- Short exercise -
Within the listing below, locate all lines containing the word "ylabel". Copy each one.

Records that describe figures:
###

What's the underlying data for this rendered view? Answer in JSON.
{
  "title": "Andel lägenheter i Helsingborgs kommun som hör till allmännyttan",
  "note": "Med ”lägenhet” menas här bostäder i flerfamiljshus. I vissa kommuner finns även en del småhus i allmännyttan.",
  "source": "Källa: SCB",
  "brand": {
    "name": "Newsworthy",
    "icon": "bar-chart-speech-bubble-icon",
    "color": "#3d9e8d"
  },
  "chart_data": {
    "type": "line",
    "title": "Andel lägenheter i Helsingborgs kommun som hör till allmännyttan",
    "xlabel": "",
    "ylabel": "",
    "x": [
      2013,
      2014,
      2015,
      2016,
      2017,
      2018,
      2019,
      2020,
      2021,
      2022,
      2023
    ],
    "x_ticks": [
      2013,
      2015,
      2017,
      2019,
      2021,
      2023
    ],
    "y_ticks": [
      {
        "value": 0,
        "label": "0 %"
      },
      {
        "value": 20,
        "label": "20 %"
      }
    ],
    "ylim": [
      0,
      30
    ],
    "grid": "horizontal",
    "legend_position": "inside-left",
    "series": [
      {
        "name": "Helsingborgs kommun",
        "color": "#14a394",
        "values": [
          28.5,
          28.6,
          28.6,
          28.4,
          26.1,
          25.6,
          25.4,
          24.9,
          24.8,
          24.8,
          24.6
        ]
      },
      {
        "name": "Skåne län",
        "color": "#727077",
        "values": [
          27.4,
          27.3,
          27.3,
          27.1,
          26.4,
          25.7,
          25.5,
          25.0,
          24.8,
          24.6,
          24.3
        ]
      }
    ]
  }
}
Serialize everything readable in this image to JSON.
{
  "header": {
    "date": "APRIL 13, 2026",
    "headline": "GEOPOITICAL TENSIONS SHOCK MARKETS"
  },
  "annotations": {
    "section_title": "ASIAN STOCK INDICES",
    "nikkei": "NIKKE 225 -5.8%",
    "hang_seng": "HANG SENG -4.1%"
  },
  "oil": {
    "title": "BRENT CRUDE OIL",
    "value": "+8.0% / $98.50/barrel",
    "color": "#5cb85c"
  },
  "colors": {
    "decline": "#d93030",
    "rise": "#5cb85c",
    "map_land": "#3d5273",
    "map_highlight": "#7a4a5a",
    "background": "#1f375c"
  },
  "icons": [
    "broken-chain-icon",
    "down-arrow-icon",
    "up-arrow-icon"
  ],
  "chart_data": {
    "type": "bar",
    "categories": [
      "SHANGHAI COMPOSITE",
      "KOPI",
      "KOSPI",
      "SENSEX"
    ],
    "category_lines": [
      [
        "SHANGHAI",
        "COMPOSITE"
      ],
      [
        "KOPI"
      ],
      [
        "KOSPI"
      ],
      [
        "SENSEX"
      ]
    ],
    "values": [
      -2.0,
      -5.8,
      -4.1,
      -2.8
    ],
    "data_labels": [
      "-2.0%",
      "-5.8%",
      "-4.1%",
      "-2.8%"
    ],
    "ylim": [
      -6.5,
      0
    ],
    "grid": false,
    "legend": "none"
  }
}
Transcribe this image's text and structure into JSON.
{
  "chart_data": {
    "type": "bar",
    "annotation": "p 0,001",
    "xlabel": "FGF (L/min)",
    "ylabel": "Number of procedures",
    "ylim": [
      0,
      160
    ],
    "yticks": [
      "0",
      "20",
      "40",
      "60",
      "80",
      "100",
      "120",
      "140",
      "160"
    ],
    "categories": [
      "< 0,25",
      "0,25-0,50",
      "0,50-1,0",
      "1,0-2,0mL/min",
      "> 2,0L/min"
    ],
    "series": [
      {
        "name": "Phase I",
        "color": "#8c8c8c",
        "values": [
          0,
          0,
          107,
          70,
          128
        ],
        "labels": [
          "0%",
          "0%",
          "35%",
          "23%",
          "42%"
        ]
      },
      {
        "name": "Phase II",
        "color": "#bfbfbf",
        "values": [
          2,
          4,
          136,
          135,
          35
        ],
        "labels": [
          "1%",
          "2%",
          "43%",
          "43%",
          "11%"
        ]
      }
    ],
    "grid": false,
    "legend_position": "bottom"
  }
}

###

- Completed task -
    "ylabel": "",
    "ylabel": "Number of procedures",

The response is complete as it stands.